> Aim of the exercise
From the listing below, extract every line containing "type".

(Records from a collection of figures)

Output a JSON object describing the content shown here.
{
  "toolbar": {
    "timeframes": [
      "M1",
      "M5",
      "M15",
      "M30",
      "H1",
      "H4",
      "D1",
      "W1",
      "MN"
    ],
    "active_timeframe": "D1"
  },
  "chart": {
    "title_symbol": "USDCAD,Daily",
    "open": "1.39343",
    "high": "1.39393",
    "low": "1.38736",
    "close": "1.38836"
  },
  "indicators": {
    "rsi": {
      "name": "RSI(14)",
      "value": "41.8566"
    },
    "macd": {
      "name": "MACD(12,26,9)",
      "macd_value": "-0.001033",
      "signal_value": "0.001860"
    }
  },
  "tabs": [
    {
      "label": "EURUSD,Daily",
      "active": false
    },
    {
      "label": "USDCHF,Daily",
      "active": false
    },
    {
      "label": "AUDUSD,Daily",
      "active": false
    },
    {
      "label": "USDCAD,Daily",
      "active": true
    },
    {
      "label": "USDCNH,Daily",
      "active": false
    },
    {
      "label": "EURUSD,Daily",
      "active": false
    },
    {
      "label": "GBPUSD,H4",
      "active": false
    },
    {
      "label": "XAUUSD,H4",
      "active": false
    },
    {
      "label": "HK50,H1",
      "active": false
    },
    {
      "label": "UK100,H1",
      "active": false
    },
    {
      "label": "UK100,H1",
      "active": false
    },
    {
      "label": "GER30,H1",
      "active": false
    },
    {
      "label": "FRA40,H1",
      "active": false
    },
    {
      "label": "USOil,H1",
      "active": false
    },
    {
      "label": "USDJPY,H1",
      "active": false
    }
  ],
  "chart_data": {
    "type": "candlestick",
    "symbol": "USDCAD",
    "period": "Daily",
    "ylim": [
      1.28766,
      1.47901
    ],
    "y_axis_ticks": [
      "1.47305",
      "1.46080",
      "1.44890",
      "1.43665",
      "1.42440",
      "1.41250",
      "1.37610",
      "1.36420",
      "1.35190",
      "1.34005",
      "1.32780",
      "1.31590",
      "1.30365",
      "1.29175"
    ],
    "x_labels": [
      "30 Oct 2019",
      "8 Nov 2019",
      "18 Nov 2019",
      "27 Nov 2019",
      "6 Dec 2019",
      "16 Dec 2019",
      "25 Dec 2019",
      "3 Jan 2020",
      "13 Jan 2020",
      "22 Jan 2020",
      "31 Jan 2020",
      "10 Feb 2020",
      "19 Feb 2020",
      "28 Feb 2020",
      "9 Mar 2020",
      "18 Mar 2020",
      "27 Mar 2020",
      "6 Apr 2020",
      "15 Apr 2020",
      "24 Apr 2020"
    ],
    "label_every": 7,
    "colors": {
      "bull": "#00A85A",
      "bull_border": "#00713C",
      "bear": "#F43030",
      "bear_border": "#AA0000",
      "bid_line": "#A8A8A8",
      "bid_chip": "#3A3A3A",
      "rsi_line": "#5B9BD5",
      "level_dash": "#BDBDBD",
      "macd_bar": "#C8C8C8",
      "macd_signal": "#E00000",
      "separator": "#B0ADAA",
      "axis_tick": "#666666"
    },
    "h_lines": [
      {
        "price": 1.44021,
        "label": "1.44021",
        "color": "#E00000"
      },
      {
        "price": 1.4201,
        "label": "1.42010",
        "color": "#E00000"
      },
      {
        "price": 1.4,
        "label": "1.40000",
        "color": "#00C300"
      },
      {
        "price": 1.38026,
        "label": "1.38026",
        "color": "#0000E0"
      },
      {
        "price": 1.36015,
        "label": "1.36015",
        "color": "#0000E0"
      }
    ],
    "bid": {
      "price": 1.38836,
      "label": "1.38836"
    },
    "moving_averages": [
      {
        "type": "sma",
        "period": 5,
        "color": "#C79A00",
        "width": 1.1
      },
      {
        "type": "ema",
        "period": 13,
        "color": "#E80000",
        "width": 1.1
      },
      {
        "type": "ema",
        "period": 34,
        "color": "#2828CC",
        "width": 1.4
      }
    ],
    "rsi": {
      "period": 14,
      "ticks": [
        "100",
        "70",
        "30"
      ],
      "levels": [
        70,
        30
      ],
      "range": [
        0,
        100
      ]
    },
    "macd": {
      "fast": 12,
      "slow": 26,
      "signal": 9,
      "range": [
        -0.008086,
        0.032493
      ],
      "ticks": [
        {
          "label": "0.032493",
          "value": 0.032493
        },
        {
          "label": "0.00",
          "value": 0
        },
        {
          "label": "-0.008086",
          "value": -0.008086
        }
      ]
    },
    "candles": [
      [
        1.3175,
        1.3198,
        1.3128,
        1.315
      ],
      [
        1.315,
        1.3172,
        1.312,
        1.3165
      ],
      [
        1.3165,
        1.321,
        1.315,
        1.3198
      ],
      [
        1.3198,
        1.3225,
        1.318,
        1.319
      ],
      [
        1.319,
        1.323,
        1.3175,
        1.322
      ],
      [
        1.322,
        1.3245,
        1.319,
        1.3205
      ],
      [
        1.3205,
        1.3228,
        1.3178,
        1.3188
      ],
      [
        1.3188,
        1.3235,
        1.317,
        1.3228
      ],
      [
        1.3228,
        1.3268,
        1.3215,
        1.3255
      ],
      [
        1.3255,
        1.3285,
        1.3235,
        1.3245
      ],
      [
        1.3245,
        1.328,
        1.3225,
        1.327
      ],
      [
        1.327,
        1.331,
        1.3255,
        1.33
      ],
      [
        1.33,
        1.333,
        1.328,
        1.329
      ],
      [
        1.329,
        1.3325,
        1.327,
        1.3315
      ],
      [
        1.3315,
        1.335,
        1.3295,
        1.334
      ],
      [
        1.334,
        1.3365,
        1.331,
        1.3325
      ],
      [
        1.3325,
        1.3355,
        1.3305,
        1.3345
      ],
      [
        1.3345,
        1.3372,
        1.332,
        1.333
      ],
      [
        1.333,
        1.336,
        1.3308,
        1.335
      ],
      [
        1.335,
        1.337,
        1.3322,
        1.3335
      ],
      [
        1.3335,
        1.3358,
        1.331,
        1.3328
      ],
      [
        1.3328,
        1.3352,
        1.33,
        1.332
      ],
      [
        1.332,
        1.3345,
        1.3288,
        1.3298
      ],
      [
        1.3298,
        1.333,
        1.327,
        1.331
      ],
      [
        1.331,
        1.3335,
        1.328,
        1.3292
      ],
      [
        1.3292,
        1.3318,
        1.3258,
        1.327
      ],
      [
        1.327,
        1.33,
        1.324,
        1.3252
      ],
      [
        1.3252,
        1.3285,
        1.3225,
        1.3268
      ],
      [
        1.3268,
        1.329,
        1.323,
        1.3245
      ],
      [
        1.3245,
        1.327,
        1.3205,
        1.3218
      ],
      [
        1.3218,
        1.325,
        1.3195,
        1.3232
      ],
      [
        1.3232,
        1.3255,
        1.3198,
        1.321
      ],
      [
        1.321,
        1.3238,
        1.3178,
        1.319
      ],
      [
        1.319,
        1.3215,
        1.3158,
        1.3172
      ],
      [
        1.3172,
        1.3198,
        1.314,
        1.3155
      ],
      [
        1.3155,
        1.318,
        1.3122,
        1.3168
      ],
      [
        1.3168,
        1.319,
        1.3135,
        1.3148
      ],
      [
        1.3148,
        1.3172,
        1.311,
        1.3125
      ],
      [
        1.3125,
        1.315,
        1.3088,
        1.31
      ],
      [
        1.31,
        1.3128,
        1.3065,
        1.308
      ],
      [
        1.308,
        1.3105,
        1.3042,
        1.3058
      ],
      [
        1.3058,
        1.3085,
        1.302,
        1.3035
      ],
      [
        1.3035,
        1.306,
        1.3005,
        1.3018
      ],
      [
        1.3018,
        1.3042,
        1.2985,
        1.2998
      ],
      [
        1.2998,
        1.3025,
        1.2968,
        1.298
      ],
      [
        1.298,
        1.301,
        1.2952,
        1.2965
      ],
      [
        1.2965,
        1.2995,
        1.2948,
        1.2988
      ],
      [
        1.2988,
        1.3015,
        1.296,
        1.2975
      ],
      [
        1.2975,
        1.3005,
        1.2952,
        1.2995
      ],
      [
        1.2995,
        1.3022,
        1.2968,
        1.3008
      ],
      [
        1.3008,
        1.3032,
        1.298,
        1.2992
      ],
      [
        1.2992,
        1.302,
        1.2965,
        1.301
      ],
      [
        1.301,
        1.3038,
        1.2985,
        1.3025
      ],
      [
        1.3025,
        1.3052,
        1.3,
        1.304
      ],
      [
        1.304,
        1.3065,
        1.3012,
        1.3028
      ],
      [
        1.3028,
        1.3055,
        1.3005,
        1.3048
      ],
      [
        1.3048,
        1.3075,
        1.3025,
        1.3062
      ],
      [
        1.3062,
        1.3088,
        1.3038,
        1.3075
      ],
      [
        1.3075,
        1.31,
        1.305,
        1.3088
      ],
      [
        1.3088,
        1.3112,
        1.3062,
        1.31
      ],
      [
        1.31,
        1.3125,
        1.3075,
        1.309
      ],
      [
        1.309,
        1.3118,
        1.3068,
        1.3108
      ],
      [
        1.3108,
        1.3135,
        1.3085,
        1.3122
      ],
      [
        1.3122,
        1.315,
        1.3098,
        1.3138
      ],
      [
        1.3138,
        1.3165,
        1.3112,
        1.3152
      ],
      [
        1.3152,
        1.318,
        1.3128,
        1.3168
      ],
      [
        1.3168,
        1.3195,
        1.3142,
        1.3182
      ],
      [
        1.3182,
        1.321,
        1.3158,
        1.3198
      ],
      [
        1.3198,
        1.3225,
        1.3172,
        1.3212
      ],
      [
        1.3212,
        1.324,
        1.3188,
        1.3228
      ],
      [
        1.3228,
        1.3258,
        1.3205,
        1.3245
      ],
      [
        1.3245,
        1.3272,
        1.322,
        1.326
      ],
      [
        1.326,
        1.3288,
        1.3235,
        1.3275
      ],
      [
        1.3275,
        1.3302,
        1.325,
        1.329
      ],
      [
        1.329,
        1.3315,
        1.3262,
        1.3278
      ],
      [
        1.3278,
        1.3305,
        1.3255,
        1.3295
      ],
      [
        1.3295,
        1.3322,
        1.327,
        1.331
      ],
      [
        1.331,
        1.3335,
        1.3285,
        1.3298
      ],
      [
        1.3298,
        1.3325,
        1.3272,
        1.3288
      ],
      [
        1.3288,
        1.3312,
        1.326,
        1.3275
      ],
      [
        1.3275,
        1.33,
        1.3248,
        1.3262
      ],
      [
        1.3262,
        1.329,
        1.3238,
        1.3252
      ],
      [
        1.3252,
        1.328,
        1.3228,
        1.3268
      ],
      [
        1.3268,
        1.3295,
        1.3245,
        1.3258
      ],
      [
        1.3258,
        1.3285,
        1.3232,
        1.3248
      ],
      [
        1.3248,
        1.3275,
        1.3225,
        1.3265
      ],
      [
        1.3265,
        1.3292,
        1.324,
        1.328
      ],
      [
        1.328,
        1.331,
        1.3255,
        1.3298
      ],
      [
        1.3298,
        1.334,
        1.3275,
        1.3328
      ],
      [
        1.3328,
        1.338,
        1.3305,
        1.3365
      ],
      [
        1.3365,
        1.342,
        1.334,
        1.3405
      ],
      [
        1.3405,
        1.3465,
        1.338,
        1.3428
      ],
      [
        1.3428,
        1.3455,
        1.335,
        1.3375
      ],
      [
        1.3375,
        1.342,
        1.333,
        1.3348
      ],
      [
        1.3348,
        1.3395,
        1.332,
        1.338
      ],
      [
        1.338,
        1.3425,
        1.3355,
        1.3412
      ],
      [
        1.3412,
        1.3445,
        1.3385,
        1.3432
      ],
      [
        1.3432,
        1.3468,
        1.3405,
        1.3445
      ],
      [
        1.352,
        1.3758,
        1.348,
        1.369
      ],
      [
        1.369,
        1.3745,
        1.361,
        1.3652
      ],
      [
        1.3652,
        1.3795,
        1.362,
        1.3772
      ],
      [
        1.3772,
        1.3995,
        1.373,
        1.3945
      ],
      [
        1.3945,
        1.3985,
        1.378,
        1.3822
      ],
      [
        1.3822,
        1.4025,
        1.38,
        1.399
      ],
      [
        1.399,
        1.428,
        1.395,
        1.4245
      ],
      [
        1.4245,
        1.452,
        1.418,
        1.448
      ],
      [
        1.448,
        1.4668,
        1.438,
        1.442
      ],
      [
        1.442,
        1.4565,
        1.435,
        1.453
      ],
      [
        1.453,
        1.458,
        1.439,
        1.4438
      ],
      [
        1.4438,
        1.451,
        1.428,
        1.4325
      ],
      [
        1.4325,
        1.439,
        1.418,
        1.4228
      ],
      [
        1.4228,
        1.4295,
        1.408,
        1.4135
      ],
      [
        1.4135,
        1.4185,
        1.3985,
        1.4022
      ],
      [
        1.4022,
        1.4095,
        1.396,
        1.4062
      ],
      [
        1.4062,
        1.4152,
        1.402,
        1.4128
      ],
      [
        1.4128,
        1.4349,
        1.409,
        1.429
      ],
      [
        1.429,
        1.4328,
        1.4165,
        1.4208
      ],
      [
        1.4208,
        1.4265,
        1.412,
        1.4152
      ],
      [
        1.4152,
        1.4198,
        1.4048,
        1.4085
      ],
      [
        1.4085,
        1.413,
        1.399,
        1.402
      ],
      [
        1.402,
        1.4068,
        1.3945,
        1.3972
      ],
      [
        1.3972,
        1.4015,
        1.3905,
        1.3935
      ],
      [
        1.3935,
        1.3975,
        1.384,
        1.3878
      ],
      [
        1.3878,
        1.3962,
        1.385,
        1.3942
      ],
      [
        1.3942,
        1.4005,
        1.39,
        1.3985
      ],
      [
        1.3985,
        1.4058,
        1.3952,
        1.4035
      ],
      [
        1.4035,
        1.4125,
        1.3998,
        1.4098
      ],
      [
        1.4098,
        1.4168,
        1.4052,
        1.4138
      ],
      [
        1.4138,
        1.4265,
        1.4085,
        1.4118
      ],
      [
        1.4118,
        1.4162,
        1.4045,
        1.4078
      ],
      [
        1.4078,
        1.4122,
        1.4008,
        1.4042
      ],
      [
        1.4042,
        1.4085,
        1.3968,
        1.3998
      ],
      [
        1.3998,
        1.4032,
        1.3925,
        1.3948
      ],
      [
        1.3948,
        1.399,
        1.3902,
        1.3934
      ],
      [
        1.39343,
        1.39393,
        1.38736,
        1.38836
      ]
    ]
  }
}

> Task solution
    "type": "candlestick",
        "type": "sma",
        "type": "ema",
        "type": "ema",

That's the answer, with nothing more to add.